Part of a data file
——
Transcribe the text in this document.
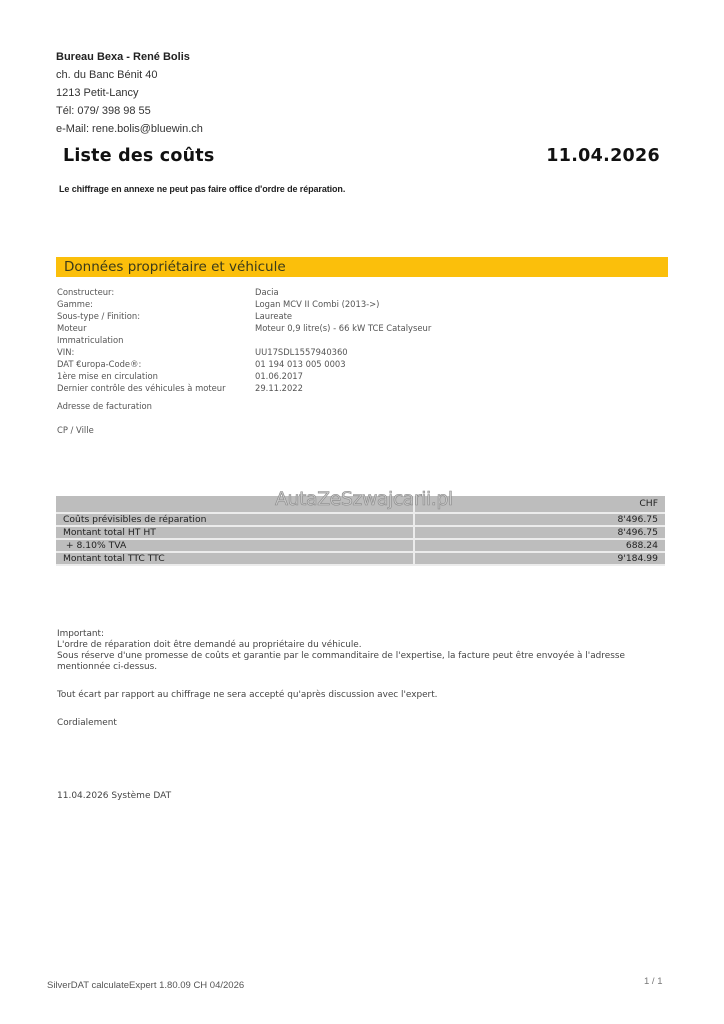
Bureau Bexa - René Bolis
ch. du Banc Bénit 40
1213 Petit-Lancy
Tél: 079/ 398 98 55
e-Mail: rene.bolis@bluewin.ch
Liste des coûts	11.04.2026
Le chiffrage en annexe ne peut pas faire office d'ordre de réparation.
Données propriétaire et véhicule
Constructeur:	Dacia
Gamme:	Logan MCV II Combi (2013->)
Sous-type / Finition:	Laureate
Moteur	Moteur 0,9 litre(s) - 66 kW TCE Catalyseur
Immatriculation
VIN:	UU17SDL1557940360
DAT €uropa-Code®:	01 194 013 005 0003
1ère mise en circulation	01.06.2017
Dernier contrôle des véhicules à moteur	29.11.2022
Adresse de facturation
CP / Ville
	CHF
Coûts prévisibles de réparation	8'496.75
Montant total HT HT	8'496.75
+ 8.10% TVA	688.24
Montant total TTC TTC	9'184.99
AutaZeSzwajcarii.pl

Important:

L'ordre de réparation doit être demandé au propriétaire du véhicule.

Sous réserve d'une promesse de coûts et garantie par le commanditaire de l'expertise, la facture peut être envoyée à l'adresse mentionnée ci-dessus.

Tout écart par rapport au chiffrage ne sera accepté qu'après discussion avec l'expert.

Cordialement

11.04.2026 Système DAT
SilverDAT calculateExpert 1.80.09 CH 04/2026	1 / 1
——
• **THE PROBLEM**
Make an exact copy of every record, pictures excluded.

• **SOLUTION TO THE PROBLEM**
Transcribe the text in this document.
Bureau Bexa - René Bolis
ch. du Banc Bénit 40
1213 Petit-Lancy
Tél: 079/ 398 98 55
e-Mail: rene.bolis@bluewin.ch
Liste des coûts	11.04.2026
Le chiffrage en annexe ne peut pas faire office d'ordre de réparation.
Données propriétaire et véhicule
Constructeur:	Dacia
Gamme:	Logan MCV II Combi (2013->)
Sous-type / Finition:	Laureate
Moteur	Moteur 0,9 litre(s) - 66 kW TCE Catalyseur
Immatriculation
VIN:	UU17SDL1557940360
DAT €uropa-Code®:	01 194 013 005 0003
1ère mise en circulation	01.06.2017
Dernier contrôle des véhicules à moteur	29.11.2022
Adresse de facturation
CP / Ville
	CHF
Coûts prévisibles de réparation	8'496.75
Montant total HT HT	8'496.75
+ 8.10% TVA	688.24
Montant total TTC TTC	9'184.99
AutaZeSzwajcarii.pl

Important:

L'ordre de réparation doit être demandé au propriétaire du véhicule.

Sous réserve d'une promesse de coûts et garantie par le commanditaire de l'expertise, la facture peut être envoyée à l'adresse mentionnée ci-dessus.

Tout écart par rapport au chiffrage ne sera accepté qu'après discussion avec l'expert.

Cordialement

11.04.2026 Système DAT
SilverDAT calculateExpert 1.80.09 CH 04/2026	1 / 1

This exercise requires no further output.